**To do:** Transcribe the whole listing without a single picture.

[Data excerpts]
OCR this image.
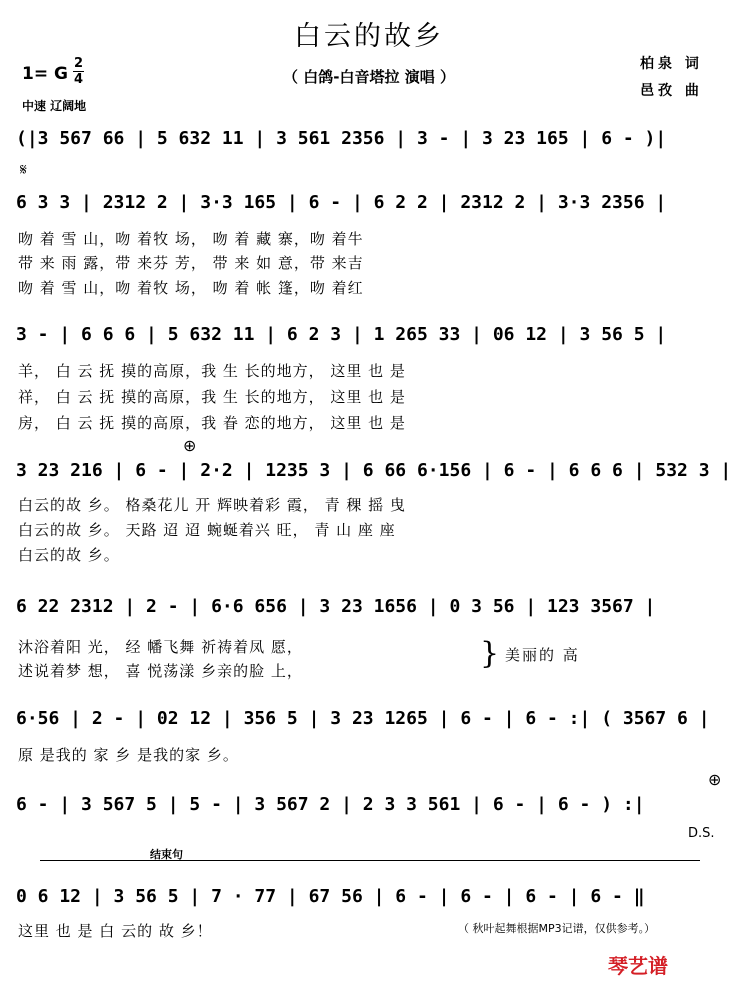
白云的故乡
（ 白鸽-白音塔拉 演唱 ）
1= G
2
4
中速 辽阔地
柏泉 词
邑孜 曲
(|3 567 66 | 5 632 11 | 3 561 2356 | 3 - | 3 23 165 | 6 - )|
𝄋
6 3 3 | 2312 2 | 3·3 165 | 6 - | 6 2 2 | 2312 2 | 3·3 2356 |
吻 着 雪 山，吻 着牧 场， 吻 着 藏 寨，吻 着牛
带 来 雨 露，带 来芬 芳， 带 来 如 意，带 来吉
吻 着 雪 山，吻 着牧 场， 吻 着 帐 篷，吻 着红
3 - | 6 6 6 | 5 632 11 | 6 2 3 | 1 265 33 | 06 12 | 3 56 5 |
羊， 白 云 抚 摸的高原，我 生 长的地方， 这里 也 是
祥， 白 云 抚 摸的高原，我 生 长的地方， 这里 也 是
房， 白 云 抚 摸的高原，我 眷 恋的地方， 这里 也 是
⊕
3 23 216 | 6 - | 2·2 | 1235 3 | 6 66 6·156 | 6 - | 6 6 6 | 532 3 |
白云的故 乡。 格桑花儿 开 辉映着彩 霞， 青 稞 摇 曳
白云的故 乡。 天路 迢 迢 蜿蜒着兴 旺， 青 山 座 座
白云的故 乡。
6 22 2312 | 2 - | 6·6 656 | 3 23 1656 | 0 3 56 | 123 3567 |
沐浴着阳 光， 经 幡飞舞 祈祷着凤 愿，
述说着梦 想， 喜 悦荡漾 乡亲的脸 上，	} 美丽的 高
6·56 | 2 - | 02 12 | 356 5 | 3 23 1265 | 6 - | 6 - :| ( 3567 6 |
原 是我的 家 乡 是我的家 乡。
⊕
6 - | 3 567 5 | 5 - | 3 567 2 | 2 3 3 561 | 6 - | 6 - ) :|
D.S.
结束句
0 6 12 | 3 56 5 | 7 · 77 | 67 56 | 6 - | 6 - | 6 - | 6 - ‖
这里 也 是 白 云的 故 乡！	（ 秋叶起舞根据MP3记谱，仅供参考。）
琴艺谱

**Response to this exercise:**
OCR this image.
白云的故乡
（ 白鸽-白音塔拉 演唱 ）
1= G
2
4
中速 辽阔地
柏泉 词
邑孜 曲
(|3 567 66 | 5 632 11 | 3 561 2356 | 3 - | 3 23 165 | 6 - )|
𝄋
6 3 3 | 2312 2 | 3·3 165 | 6 - | 6 2 2 | 2312 2 | 3·3 2356 |
吻 着 雪 山，吻 着牧 场， 吻 着 藏 寨，吻 着牛
带 来 雨 露，带 来芬 芳， 带 来 如 意，带 来吉
吻 着 雪 山，吻 着牧 场， 吻 着 帐 篷，吻 着红
3 - | 6 6 6 | 5 632 11 | 6 2 3 | 1 265 33 | 06 12 | 3 56 5 |
羊， 白 云 抚 摸的高原，我 生 长的地方， 这里 也 是
祥， 白 云 抚 摸的高原，我 生 长的地方， 这里 也 是
房， 白 云 抚 摸的高原，我 眷 恋的地方， 这里 也 是
⊕
3 23 216 | 6 - | 2·2 | 1235 3 | 6 66 6·156 | 6 - | 6 6 6 | 532 3 |
白云的故 乡。 格桑花儿 开 辉映着彩 霞， 青 稞 摇 曳
白云的故 乡。 天路 迢 迢 蜿蜒着兴 旺， 青 山 座 座
白云的故 乡。
6 22 2312 | 2 - | 6·6 656 | 3 23 1656 | 0 3 56 | 123 3567 |
沐浴着阳 光， 经 幡飞舞 祈祷着凤 愿，
述说着梦 想， 喜 悦荡漾 乡亲的脸 上，	} 美丽的 高
6·56 | 2 - | 02 12 | 356 5 | 3 23 1265 | 6 - | 6 - :| ( 3567 6 |
原 是我的 家 乡 是我的家 乡。
⊕
6 - | 3 567 5 | 5 - | 3 567 2 | 2 3 3 561 | 6 - | 6 - ) :|
D.S.
结束句
0 6 12 | 3 56 5 | 7 · 77 | 67 56 | 6 - | 6 - | 6 - | 6 - ‖
这里 也 是 白 云的 故 乡！	（ 秋叶起舞根据MP3记谱，仅供参考。）
琴艺谱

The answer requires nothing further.